▶ INPUT DATA:

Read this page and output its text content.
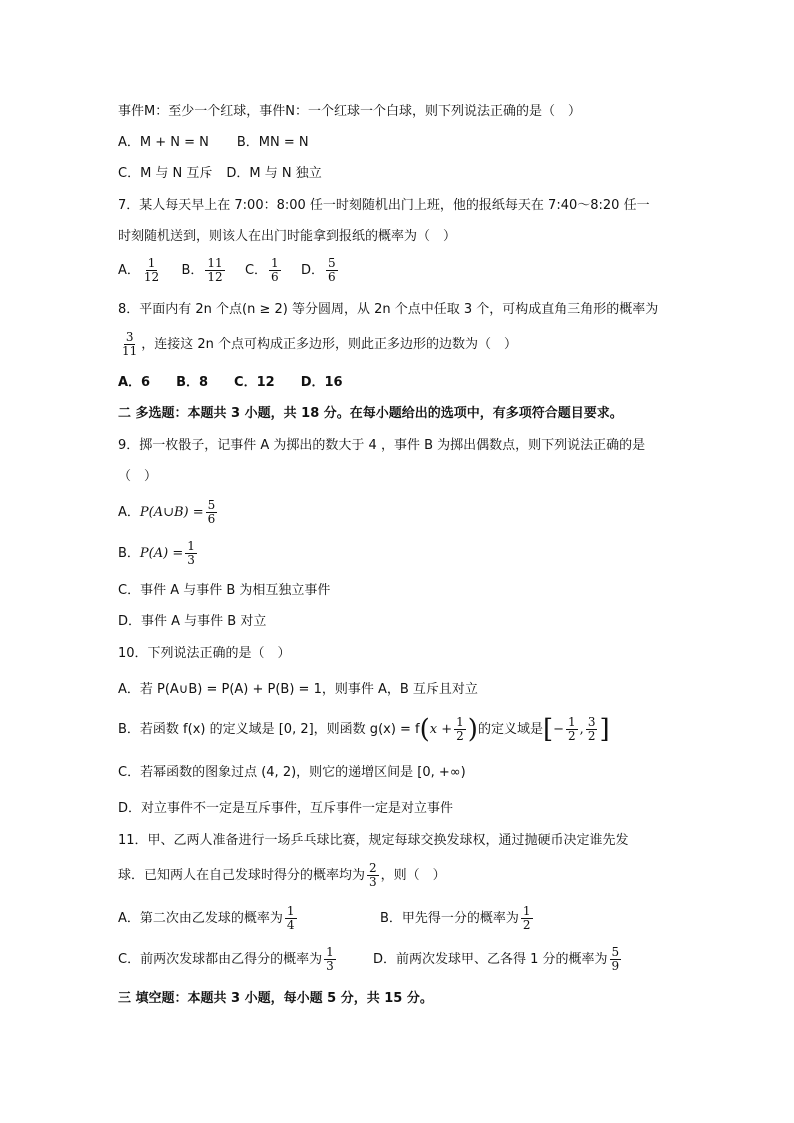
事件M：至少一个红球，事件N：一个红球一个白球，则下列说法正确的是（　）
A．M + N = N B．MN = N
C．M 与 N 互斥 D．M 与 N 独立
7．某人每天早上在 7:00：8:00 任一时刻随机出门上班，他的报纸每天在 7:40～8:20 任一
时刻随机送到，则该人在出门时能拿到报纸的概率为（　）
A． $\frac{1}{12}$ B． $\frac{11}{12}$ C． $\frac{1}{6}$ D． $\frac{5}{6}$
8．平面内有 2n 个点(n ≥ 2) 等分圆周，从 2n 个点中任取 3 个，可构成直角三角形的概率为
$\frac{3}{11}$ ，连接这 2n 个点可构成正多边形，则此正多边形的边数为（　）
A．6　　B．8　　C．12　　D．16
二 多选题：本题共 3 小题，共 18 分。在每小题给出的选项中，有多项符合题目要求。
9．掷一枚骰子，记事件 A 为掷出的数大于 4 ，事件 B 为掷出偶数点，则下列说法正确的是
（　）
A．P(A∪B) = $\frac{5}{6}$
B．$P(A) = \frac{1}{3}$
C．事件 A 与事件 B 为相互独立事件
D．事件 A 与事件 B 对立
10．下列说法正确的是（　）
A．若 P(A∪B) = P(A) + P(B) = 1，则事件 A，B 互斥且对立
B．若函数 f(x) 的定义域是 [0, 2]，则函数 $g(x) = f(x + \frac{1}{2}$ )的定义域是[− $\frac{1}{2}$ , $\frac{3}{2}$ ]
C．若幂函数的图象过点 (4, 2)，则它的递增区间是 [0, +∞)
D．对立事件不一定是互斥事件，互斥事件一定是对立事件
11．甲、乙两人准备进行一场乒乓球比赛，规定每球交换发球权，通过抛硬币决定谁先发
球．已知两人在自己发球时得分的概率均为 $\frac{2}{3}$ ，则（　）
A．第二次由乙发球的概率为 $\frac{1}{4}$	B．甲先得一分的概率为 $\frac{1}{2}$
C．前两次发球都由乙得分的概率为 $\frac{1}{3}$	D．前两次发球甲、乙各得 1 分的概率为 $\frac{5}{9}$
三 填空题：本题共 3 小题，每小题 5 分，共 15 分。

▶ THE EXERCISE: In the entries above, find lines with "则下列说法正确的是" and copy each.

▶ TASK OUTPUT:
事件M：至少一个红球，事件N：一个红球一个白球，则下列说法正确的是（　）
9．掷一枚骰子，记事件 A 为掷出的数大于 4 ，事件 B 为掷出偶数点，则下列说法正确的是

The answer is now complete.